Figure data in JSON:
□ □ □

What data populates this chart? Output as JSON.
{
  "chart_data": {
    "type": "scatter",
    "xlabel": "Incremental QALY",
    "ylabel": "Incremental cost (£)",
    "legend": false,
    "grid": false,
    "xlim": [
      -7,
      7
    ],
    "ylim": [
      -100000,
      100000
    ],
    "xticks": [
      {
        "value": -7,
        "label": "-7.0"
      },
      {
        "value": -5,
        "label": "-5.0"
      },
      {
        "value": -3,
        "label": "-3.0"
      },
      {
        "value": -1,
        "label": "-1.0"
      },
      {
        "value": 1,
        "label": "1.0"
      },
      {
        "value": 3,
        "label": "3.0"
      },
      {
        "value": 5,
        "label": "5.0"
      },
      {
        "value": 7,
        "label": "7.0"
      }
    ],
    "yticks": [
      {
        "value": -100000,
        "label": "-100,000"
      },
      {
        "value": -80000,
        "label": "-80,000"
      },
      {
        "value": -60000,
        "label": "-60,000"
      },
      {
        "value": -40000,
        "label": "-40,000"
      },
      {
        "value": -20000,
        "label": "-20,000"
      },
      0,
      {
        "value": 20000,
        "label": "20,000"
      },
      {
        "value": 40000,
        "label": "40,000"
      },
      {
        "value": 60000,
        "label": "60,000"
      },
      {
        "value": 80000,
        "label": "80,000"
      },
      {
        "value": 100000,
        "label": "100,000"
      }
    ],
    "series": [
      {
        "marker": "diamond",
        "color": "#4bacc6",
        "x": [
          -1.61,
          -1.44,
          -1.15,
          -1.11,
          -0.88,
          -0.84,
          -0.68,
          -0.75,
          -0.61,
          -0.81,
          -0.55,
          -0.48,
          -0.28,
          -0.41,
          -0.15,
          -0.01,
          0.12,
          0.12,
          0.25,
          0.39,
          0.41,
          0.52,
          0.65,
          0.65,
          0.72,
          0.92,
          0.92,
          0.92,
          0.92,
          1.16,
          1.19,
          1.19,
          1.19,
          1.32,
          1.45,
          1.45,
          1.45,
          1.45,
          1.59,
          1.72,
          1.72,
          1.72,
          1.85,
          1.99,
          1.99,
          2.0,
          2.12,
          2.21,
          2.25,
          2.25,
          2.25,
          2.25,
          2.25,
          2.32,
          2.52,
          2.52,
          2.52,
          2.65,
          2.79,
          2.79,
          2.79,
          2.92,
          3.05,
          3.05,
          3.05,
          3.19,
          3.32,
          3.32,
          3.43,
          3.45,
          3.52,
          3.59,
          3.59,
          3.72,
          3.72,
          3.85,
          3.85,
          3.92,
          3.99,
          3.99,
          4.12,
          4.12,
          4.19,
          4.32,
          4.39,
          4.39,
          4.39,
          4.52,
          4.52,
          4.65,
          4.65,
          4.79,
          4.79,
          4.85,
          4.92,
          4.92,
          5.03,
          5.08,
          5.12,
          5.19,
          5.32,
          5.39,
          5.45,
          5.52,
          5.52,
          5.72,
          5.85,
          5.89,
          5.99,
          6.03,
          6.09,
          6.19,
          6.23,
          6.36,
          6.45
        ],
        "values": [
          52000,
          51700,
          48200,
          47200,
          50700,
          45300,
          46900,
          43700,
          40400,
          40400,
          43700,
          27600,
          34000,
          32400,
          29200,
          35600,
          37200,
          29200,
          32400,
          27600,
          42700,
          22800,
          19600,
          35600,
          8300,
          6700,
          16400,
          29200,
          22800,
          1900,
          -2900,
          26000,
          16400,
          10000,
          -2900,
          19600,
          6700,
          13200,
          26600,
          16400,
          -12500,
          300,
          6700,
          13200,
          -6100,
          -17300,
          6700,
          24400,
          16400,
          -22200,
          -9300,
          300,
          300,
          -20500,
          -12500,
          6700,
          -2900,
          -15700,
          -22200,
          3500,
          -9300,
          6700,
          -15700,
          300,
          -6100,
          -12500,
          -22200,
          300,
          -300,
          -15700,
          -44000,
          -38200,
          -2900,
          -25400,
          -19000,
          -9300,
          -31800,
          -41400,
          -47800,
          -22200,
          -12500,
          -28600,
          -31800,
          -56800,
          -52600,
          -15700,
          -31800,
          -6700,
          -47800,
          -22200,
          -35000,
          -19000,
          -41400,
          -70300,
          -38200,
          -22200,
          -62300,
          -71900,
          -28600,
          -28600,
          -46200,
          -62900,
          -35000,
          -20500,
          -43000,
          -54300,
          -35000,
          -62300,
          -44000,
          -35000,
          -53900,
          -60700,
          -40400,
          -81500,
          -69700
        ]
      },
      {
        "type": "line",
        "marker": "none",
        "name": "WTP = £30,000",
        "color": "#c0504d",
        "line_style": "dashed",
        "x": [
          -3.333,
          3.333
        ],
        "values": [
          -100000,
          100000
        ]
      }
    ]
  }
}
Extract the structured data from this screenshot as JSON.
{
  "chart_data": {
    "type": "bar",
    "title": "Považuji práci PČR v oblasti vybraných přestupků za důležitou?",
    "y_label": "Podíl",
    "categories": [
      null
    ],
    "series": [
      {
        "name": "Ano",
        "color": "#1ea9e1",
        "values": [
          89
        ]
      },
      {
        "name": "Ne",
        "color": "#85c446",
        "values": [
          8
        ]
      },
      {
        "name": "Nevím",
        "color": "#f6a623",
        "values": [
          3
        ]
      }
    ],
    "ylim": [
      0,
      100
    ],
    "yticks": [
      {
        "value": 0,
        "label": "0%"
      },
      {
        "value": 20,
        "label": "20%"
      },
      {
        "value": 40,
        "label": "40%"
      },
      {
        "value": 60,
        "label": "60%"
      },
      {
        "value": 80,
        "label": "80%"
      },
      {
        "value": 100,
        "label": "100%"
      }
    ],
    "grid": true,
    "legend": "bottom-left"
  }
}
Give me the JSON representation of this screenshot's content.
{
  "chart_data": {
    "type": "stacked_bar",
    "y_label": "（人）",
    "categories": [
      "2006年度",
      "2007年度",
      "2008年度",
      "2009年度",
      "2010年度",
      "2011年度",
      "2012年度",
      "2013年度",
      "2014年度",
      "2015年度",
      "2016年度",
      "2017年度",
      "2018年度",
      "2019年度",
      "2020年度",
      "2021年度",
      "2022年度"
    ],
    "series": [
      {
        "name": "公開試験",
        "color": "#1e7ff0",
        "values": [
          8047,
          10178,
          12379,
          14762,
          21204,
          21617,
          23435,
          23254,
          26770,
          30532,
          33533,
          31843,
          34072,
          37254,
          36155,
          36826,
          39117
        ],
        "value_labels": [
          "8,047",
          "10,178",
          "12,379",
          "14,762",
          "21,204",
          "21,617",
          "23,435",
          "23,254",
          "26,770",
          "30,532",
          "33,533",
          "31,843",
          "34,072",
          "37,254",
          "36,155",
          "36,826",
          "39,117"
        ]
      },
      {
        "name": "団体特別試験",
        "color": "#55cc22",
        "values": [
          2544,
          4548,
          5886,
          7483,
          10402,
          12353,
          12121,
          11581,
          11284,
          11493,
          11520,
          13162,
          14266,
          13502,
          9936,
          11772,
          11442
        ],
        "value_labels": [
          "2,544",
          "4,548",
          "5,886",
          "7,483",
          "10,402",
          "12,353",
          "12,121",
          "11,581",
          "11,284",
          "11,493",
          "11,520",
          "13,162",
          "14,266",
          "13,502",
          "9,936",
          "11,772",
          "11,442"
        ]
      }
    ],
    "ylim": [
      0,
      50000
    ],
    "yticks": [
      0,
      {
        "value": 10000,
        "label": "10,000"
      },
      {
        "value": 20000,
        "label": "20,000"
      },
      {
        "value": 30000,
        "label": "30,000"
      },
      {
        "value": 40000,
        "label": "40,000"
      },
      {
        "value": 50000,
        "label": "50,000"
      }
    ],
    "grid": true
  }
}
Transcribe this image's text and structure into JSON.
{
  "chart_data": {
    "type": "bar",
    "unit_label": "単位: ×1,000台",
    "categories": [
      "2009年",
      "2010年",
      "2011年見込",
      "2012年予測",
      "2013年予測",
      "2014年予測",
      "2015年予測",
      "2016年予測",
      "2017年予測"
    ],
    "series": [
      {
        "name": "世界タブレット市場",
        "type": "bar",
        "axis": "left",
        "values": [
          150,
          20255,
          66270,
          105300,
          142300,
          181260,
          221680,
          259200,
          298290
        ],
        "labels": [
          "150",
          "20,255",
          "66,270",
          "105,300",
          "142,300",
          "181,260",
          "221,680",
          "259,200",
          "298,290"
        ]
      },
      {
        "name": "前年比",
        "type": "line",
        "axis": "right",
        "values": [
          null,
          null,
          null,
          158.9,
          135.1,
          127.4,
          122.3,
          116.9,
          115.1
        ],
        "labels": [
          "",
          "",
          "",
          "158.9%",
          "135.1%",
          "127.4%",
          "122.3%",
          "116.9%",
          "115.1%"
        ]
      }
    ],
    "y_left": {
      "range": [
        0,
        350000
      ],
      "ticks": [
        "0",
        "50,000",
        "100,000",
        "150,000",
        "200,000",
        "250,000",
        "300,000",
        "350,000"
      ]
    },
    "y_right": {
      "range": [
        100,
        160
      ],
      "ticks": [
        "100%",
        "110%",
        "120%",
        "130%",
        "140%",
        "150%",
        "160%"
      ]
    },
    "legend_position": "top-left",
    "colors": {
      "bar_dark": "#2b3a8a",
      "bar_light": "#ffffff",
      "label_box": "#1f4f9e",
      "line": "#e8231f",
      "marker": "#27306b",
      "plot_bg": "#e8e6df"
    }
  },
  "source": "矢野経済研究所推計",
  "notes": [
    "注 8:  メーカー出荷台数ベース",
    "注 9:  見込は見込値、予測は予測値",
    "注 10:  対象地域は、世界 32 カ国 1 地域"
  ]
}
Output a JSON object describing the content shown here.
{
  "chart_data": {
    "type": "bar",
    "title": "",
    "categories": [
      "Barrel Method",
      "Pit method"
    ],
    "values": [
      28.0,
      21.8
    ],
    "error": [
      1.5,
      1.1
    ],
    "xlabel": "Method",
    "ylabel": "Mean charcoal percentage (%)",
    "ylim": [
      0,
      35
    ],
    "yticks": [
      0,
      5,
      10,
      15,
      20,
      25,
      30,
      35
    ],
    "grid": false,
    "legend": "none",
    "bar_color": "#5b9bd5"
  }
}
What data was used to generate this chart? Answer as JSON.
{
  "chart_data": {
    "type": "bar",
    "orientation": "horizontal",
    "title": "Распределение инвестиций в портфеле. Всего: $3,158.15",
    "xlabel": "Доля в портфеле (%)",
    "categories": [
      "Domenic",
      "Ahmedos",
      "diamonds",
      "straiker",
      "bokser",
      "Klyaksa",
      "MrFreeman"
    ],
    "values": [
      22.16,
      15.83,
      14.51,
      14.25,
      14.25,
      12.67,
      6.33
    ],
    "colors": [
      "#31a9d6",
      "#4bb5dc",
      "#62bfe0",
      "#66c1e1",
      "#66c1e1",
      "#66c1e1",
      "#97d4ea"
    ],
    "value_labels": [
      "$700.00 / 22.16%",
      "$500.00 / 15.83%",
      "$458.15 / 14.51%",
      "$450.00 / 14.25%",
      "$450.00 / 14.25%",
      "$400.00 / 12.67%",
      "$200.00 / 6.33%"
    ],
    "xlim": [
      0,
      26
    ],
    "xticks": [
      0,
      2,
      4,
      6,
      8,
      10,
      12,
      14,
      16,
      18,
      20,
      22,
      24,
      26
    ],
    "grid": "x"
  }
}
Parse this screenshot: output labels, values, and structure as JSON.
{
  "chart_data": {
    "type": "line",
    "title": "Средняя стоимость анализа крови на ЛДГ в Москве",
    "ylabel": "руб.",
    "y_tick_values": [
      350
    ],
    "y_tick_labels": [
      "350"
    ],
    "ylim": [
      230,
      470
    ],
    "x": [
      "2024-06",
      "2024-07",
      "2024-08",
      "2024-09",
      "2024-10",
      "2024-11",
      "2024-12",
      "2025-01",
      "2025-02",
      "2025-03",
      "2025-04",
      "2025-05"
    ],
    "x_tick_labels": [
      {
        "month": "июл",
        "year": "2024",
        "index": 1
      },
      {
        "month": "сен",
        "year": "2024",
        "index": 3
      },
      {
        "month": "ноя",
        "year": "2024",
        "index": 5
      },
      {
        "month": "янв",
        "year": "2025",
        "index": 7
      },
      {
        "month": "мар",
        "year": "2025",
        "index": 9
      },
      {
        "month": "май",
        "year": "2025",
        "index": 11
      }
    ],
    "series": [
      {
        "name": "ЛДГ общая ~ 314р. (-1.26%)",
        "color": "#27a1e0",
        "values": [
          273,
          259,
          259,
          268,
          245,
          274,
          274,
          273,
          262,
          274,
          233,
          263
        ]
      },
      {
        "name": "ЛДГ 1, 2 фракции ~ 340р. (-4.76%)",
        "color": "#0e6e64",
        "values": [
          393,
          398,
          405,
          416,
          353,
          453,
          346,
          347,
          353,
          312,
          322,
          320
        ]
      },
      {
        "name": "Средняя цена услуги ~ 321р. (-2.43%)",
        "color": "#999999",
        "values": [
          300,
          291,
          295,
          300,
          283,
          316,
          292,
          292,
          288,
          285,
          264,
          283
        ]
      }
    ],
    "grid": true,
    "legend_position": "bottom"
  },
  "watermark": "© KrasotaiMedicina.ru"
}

□ □ □

● EXERCISE TASK
Copy each line above containing the string "marker".

● FINAL RESULT
        "marker": "diamond",
        "marker": "none",
      "marker": "#27306b",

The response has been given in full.